## EXERCISE DESCRIPTION
Write out again only the lines between the one with "What's the underlying" and the end of the records below, both ends counted, and don't include the pictures.
"""
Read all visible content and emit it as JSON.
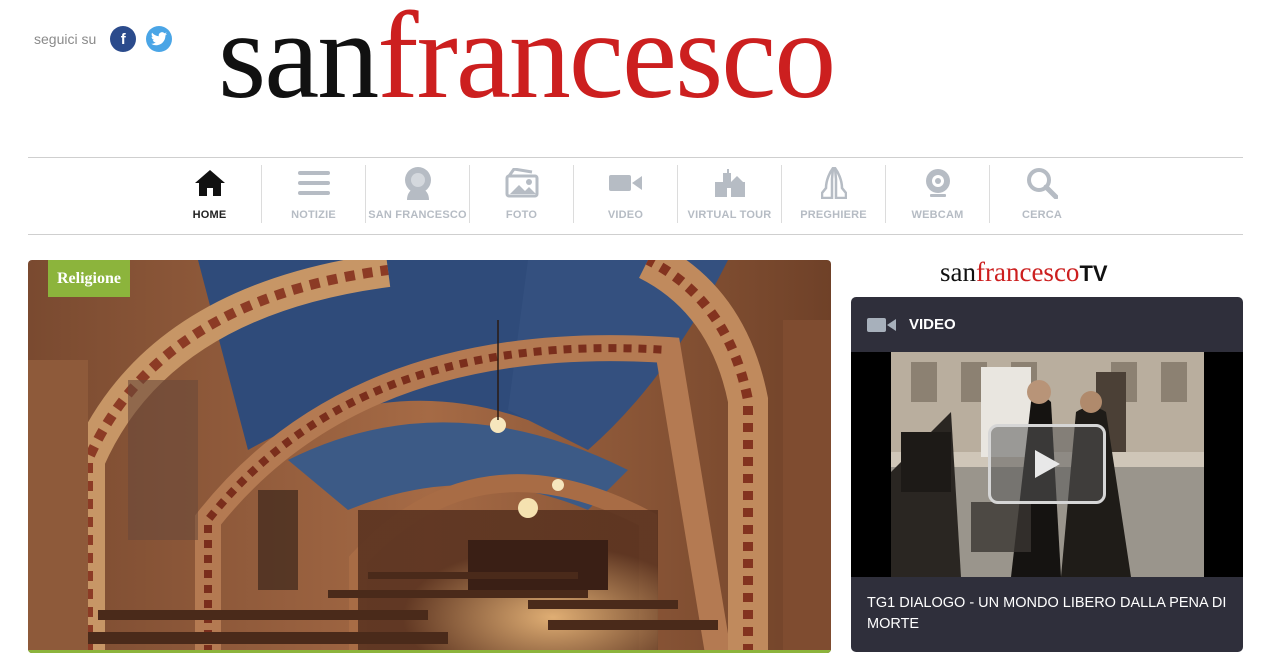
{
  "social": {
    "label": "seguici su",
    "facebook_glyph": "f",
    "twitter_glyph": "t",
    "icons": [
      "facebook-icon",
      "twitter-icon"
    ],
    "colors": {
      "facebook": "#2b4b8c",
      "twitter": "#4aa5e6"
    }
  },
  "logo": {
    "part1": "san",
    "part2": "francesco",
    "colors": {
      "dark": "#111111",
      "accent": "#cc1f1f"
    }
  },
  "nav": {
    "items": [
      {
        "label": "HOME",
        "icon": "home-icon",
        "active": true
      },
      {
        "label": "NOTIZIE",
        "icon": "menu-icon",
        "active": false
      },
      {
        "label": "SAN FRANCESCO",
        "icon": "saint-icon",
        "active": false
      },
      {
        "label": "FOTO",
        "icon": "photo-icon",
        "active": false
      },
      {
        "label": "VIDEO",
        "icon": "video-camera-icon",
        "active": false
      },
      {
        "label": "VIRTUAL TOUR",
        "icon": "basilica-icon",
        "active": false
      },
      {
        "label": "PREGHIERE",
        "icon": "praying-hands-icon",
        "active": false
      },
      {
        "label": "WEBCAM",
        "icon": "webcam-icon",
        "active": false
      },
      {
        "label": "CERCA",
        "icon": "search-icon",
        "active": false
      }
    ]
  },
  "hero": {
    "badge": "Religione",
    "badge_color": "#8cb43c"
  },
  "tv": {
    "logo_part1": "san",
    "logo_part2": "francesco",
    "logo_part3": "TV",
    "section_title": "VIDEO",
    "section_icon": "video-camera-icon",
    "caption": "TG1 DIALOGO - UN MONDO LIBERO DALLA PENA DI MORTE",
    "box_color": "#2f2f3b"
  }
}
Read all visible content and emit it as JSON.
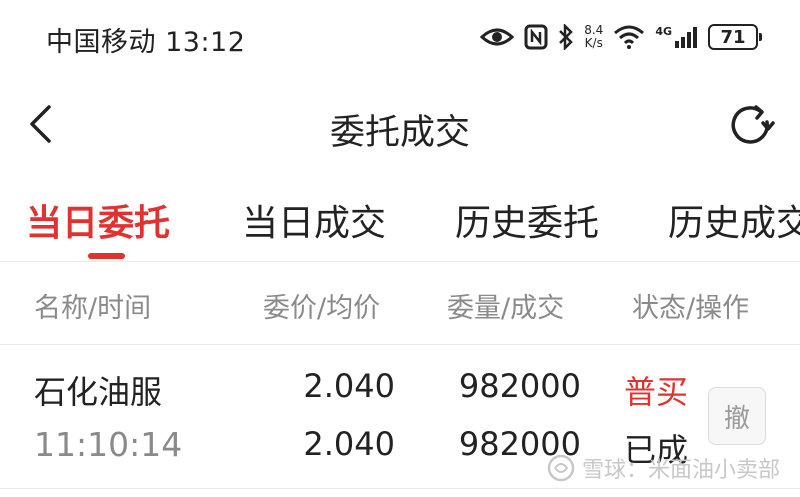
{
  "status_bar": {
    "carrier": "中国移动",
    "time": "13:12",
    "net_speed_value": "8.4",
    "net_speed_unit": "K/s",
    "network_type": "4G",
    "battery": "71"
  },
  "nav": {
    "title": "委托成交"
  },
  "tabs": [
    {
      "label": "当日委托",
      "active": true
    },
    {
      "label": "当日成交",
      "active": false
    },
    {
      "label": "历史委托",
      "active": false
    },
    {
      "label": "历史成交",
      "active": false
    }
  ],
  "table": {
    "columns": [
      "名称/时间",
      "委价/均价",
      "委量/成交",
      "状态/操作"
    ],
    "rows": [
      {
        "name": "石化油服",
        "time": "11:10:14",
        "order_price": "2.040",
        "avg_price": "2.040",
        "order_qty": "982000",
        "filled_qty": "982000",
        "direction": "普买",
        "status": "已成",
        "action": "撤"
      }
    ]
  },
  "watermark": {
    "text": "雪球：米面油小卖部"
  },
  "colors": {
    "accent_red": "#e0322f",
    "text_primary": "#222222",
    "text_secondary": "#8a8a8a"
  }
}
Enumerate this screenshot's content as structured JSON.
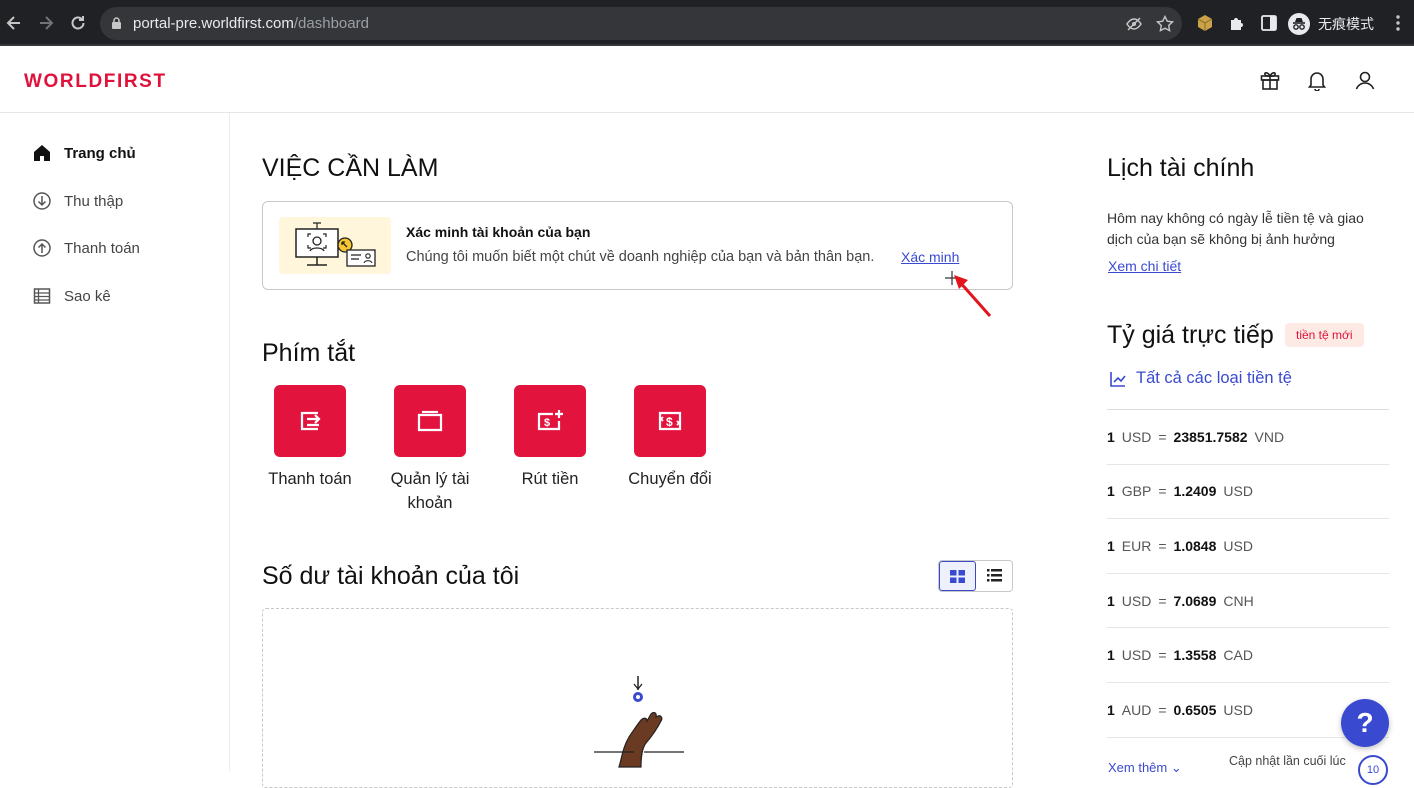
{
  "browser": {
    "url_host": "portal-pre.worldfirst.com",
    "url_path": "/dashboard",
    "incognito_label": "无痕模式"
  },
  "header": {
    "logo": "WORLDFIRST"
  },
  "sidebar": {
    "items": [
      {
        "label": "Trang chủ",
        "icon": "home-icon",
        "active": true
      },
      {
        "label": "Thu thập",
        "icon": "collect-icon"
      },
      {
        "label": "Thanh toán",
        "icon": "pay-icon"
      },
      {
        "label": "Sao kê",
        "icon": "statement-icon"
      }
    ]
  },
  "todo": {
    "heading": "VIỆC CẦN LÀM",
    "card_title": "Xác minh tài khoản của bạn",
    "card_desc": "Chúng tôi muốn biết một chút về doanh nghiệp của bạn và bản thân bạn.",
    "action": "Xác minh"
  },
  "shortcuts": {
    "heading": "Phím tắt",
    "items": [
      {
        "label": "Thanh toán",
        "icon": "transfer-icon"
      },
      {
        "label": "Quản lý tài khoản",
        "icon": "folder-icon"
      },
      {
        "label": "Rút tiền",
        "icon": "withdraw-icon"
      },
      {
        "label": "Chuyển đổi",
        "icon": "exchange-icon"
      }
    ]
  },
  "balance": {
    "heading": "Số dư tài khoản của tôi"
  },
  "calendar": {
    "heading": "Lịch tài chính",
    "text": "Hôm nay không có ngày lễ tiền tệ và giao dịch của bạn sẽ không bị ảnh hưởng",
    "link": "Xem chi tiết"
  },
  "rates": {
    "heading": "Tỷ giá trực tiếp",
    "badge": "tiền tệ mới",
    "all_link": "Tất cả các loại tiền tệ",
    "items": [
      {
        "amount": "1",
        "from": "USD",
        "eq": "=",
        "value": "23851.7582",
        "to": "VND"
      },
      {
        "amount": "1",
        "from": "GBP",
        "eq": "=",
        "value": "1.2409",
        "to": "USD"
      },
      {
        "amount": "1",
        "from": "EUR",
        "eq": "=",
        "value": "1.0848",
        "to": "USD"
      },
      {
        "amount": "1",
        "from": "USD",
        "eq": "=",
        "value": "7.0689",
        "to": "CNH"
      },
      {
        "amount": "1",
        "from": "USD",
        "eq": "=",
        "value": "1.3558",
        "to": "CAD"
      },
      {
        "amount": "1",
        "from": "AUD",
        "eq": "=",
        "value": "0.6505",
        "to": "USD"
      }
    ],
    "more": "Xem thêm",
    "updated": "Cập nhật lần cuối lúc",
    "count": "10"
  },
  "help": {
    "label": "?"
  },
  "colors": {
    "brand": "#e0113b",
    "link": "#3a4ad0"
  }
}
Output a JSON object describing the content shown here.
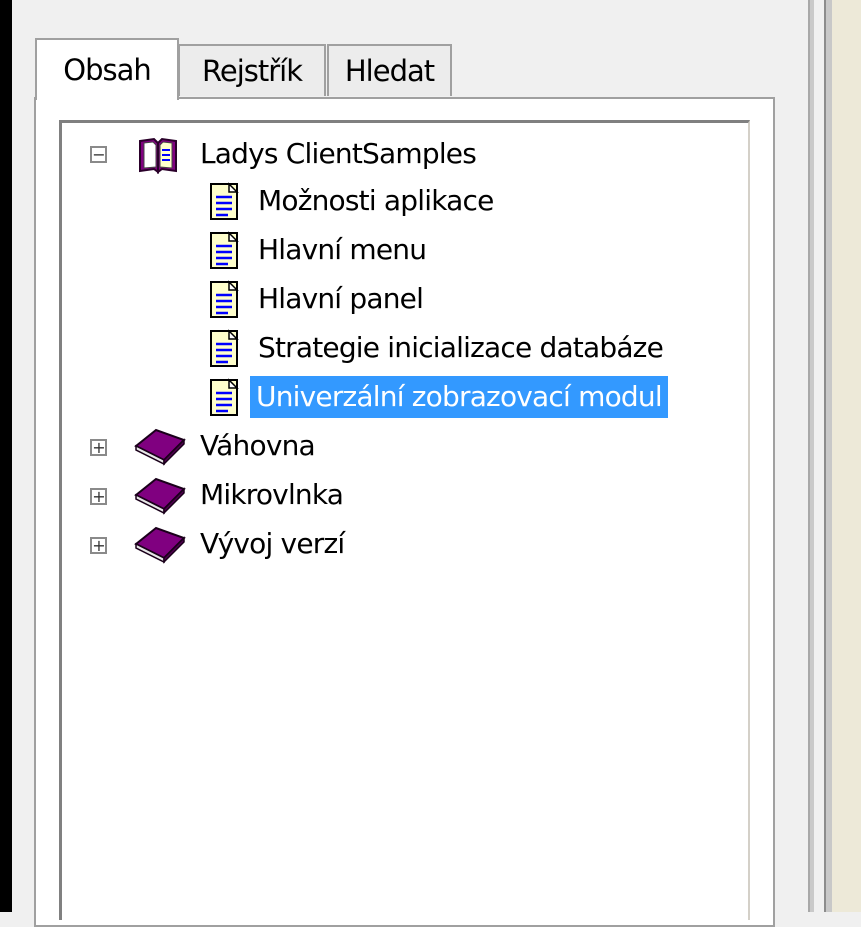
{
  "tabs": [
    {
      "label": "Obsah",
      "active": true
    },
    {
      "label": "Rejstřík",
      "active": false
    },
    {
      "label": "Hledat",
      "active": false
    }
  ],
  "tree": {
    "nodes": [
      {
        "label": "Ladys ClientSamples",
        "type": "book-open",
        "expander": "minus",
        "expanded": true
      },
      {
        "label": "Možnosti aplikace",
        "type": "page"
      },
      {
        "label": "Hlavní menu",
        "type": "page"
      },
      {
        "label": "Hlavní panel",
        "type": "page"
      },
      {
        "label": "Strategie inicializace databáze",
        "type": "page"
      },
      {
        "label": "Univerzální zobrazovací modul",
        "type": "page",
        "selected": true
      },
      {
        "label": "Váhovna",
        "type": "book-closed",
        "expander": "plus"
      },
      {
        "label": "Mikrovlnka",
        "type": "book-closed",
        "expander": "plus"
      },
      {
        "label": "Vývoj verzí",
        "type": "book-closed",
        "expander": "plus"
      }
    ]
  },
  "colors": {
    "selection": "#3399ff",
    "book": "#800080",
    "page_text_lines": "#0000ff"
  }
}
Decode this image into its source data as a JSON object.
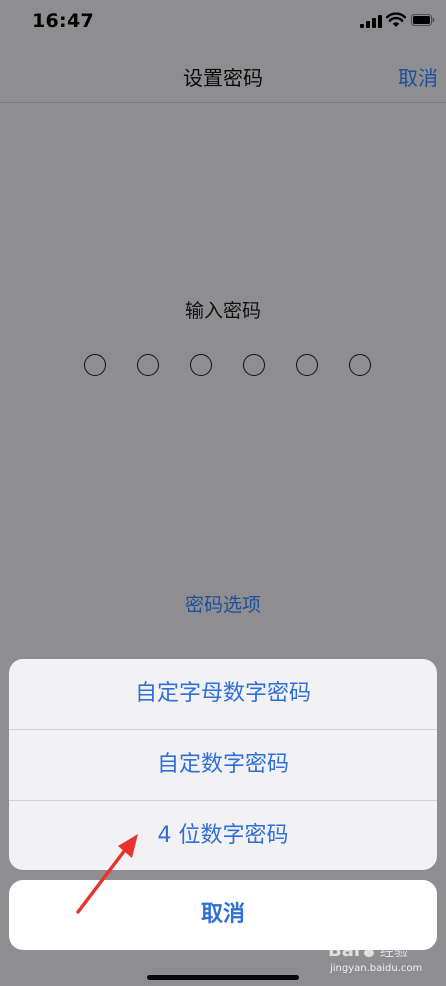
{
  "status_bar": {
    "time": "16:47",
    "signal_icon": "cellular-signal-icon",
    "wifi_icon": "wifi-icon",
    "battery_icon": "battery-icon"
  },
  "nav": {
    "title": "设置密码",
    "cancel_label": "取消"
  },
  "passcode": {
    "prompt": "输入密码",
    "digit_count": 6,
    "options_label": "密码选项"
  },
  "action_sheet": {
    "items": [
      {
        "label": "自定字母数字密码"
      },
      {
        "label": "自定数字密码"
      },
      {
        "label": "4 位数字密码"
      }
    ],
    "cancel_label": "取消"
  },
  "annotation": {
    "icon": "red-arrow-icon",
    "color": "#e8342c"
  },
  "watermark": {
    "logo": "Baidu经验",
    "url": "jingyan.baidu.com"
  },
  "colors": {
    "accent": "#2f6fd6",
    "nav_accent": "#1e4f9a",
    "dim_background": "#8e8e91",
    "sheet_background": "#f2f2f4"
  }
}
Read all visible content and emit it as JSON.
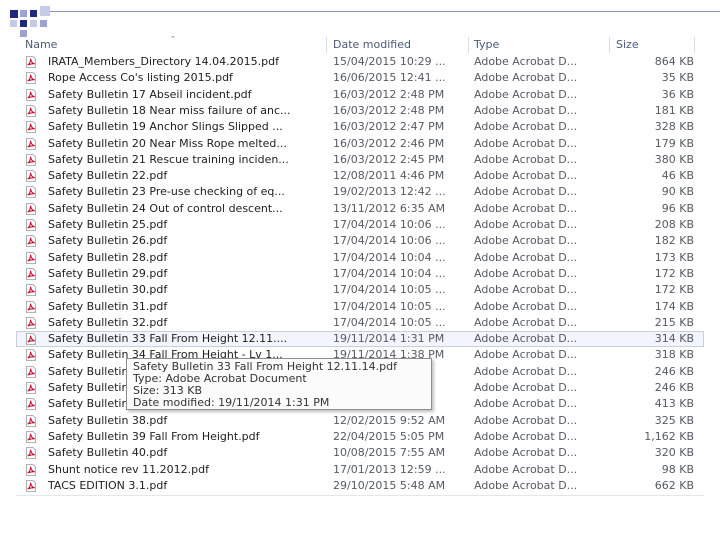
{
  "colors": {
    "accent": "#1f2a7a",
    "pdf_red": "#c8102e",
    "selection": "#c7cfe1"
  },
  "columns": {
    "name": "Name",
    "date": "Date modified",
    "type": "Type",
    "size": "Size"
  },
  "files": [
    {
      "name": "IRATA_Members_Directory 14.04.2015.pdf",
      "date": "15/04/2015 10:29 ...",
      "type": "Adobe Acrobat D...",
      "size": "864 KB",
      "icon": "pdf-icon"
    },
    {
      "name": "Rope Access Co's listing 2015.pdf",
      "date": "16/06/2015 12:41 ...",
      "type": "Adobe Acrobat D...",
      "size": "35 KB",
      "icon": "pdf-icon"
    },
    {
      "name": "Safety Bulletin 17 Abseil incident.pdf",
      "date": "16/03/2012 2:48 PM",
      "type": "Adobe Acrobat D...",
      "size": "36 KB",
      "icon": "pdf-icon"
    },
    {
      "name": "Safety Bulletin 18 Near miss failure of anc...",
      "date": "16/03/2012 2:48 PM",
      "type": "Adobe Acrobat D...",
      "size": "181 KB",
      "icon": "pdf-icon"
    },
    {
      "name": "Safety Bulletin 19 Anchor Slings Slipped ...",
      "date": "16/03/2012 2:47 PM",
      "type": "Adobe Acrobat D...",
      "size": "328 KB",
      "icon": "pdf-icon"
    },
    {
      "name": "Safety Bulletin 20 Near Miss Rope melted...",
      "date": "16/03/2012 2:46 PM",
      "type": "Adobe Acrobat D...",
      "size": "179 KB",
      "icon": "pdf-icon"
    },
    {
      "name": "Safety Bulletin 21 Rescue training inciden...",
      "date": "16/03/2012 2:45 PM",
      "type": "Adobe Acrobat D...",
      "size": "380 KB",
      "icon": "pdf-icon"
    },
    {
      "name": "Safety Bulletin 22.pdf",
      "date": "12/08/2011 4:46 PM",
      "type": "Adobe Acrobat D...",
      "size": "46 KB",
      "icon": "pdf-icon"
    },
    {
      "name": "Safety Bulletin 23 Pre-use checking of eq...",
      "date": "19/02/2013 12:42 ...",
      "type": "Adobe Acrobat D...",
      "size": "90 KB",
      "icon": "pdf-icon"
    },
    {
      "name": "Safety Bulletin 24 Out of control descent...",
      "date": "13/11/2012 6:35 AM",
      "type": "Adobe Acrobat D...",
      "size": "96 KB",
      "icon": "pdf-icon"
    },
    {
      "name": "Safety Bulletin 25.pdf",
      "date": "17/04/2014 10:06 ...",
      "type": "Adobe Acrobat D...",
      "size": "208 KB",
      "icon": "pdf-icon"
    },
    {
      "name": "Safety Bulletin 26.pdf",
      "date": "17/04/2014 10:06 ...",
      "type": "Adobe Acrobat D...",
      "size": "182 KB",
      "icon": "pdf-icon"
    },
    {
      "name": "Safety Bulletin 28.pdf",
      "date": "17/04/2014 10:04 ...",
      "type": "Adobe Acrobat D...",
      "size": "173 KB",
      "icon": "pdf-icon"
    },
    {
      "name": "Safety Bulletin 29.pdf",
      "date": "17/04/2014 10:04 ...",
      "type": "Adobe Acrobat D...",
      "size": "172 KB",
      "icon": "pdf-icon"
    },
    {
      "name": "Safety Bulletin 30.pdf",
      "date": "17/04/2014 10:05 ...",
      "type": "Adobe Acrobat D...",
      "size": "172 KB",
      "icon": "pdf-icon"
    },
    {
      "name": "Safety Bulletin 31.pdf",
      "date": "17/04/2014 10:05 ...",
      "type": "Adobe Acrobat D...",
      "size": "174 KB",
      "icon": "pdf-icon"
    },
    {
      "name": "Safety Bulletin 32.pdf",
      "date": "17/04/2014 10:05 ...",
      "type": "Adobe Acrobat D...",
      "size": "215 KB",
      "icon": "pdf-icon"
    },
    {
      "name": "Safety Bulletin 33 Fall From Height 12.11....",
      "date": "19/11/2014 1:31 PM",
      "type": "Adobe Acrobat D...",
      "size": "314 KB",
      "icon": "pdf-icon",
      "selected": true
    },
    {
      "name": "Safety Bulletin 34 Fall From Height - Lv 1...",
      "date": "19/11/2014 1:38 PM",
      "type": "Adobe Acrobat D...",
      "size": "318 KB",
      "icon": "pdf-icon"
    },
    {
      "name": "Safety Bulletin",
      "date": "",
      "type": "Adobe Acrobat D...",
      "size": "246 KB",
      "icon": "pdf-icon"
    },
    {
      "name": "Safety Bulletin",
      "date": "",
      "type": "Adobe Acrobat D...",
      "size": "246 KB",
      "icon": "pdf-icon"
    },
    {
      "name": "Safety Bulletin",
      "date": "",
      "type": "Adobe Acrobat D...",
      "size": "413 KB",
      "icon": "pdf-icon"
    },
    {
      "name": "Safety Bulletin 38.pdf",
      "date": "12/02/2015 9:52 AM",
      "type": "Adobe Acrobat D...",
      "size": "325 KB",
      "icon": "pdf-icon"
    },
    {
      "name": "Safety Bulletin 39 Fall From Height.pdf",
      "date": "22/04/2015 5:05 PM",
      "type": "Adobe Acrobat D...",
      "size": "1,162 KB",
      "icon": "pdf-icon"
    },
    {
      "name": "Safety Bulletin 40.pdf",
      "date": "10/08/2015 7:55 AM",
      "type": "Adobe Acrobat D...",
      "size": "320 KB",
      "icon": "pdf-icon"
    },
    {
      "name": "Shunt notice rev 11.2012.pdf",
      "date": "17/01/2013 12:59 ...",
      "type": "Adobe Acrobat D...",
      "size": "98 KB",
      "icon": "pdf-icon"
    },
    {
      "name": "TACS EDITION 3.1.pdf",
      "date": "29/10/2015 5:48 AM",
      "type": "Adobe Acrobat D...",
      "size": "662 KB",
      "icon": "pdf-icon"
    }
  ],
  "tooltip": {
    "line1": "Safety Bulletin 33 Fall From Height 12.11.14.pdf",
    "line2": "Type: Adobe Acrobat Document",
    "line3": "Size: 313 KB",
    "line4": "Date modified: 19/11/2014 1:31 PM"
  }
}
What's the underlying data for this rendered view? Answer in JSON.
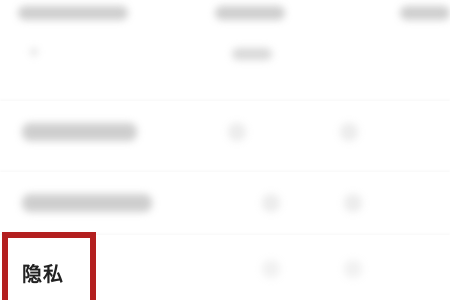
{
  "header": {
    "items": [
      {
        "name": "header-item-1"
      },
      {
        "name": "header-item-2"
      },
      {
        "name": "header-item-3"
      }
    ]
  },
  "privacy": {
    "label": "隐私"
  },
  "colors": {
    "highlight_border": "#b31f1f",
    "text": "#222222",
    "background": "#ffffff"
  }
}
"""
## RESPONSE TO THIS EXERCISE
What's the underlying data for this rendered view? Answer in JSON.
{
  "header": {
    "items": [
      {
        "name": "header-item-1"
      },
      {
        "name": "header-item-2"
      },
      {
        "name": "header-item-3"
      }
    ]
  },
  "privacy": {
    "label": "隐私"
  },
  "colors": {
    "highlight_border": "#b31f1f",
    "text": "#222222",
    "background": "#ffffff"
  }
}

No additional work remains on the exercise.